Requirements
Keep only the lines where "background" appears.

Provided records
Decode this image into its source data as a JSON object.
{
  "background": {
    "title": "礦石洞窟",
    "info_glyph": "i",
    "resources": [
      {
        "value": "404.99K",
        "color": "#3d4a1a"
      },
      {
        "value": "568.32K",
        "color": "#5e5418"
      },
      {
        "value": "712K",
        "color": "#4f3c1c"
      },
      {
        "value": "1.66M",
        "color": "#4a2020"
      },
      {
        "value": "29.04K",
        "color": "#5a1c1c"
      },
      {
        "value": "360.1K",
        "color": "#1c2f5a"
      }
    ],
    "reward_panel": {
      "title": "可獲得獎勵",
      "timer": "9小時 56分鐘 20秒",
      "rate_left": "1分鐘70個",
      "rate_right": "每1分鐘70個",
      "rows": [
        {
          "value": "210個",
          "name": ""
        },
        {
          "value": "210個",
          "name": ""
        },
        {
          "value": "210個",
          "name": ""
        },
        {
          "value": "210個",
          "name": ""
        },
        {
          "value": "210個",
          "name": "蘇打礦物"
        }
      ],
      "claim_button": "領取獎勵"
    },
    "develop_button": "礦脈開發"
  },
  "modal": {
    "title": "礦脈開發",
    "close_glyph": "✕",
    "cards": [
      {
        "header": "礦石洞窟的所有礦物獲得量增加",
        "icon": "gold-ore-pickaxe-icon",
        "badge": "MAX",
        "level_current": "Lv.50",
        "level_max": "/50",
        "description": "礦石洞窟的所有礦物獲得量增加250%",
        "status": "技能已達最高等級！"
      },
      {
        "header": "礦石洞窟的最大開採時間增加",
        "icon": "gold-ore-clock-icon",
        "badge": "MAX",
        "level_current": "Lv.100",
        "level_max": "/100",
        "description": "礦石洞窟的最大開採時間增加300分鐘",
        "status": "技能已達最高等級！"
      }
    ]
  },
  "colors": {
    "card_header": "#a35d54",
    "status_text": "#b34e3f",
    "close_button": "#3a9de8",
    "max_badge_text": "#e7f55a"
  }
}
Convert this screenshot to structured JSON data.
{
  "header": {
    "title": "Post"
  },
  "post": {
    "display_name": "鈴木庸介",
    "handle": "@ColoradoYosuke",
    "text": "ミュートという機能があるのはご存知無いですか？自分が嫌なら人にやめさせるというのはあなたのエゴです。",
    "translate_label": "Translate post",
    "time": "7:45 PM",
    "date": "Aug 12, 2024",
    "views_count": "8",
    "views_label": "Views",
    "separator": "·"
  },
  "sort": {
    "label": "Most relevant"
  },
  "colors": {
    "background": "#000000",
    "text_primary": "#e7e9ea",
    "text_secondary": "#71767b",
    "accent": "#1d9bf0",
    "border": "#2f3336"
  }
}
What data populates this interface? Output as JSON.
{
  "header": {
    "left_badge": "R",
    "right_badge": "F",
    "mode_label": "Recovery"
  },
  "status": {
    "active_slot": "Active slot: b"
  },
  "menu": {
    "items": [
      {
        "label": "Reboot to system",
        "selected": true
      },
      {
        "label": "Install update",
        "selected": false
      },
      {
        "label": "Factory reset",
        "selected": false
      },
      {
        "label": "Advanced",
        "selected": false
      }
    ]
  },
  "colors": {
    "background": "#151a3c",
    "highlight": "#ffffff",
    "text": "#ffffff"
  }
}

Result of this exercise
  "background": {
    "background": "#000000",
    "background": "#151a3c",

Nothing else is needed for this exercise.